RECORDS SUPPLIED:
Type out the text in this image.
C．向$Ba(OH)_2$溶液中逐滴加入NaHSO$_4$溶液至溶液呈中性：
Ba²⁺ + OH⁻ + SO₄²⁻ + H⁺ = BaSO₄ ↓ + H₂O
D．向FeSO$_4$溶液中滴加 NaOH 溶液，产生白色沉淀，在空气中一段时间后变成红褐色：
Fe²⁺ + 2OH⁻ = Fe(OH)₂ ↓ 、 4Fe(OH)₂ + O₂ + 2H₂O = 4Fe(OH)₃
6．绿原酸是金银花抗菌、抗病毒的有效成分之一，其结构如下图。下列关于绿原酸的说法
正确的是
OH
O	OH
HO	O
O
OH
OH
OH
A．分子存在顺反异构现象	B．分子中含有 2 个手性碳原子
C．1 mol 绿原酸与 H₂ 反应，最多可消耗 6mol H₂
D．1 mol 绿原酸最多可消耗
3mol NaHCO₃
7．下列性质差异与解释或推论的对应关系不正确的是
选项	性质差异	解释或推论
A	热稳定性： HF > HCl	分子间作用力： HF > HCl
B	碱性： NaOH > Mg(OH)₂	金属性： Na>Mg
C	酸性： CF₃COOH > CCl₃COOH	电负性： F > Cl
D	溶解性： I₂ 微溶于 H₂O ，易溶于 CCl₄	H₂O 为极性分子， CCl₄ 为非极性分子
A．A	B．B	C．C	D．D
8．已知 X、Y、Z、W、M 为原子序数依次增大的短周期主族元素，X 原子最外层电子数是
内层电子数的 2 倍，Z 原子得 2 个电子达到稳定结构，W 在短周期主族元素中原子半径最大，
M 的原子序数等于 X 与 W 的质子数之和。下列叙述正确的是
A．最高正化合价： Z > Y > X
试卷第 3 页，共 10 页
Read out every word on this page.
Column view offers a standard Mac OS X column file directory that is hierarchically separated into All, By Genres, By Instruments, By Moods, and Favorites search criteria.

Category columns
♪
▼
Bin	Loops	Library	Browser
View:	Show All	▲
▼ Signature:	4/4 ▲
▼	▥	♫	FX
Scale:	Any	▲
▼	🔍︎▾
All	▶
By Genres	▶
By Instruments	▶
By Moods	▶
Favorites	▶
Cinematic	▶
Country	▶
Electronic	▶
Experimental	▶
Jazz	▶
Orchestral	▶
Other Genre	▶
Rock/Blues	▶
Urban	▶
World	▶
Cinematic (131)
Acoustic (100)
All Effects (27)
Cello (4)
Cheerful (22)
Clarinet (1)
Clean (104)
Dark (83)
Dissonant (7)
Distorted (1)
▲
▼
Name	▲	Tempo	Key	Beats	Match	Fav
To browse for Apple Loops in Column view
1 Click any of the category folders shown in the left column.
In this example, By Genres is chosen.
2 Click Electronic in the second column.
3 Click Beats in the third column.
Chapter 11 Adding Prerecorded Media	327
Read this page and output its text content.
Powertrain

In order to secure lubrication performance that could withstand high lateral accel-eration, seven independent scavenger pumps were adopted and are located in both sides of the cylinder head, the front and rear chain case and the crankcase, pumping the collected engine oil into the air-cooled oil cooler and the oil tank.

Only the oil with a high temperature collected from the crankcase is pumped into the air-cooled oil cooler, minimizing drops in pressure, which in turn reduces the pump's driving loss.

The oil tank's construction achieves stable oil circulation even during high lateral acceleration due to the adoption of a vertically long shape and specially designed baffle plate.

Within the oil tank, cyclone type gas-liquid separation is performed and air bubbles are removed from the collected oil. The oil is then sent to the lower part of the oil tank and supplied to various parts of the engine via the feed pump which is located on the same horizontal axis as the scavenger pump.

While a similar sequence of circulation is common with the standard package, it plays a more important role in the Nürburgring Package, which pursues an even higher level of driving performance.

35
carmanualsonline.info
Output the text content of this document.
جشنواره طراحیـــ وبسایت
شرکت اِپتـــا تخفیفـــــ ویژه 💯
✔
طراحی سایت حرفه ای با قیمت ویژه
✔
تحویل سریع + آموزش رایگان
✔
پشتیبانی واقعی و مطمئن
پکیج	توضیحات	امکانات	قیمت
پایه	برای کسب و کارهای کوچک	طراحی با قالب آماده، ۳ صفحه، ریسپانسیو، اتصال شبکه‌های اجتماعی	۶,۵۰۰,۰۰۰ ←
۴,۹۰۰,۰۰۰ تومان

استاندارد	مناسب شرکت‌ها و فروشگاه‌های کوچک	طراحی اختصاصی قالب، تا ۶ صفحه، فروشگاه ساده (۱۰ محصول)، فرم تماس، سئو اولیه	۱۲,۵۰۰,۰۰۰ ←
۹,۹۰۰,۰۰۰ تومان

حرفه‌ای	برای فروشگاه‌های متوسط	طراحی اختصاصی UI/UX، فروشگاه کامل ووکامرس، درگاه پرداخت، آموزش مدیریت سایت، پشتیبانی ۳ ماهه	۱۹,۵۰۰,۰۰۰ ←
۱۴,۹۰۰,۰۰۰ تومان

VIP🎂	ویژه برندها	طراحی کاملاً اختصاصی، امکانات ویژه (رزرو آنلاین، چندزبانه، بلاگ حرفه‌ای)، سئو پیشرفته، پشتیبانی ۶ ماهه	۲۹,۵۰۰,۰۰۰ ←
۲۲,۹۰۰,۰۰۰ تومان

TASK DIRECTIONS:
Return all lines of the material above in which the word "crankcase" occurs.

SOLUTION FOR THIS TASK:
In order to secure lubrication performance that could withstand high lateral accel-eration, seven independent scavenger pumps were adopted and are located in both sides of the cylinder head, the front and rear chain case and the crankcase, pumping the collected engine oil into the air-cooled oil cooler and the oil tank.
Only the oil with a high temperature collected from the crankcase is pumped into the air-cooled oil cooler, minimizing drops in pressure, which in turn reduces the pump's driving loss.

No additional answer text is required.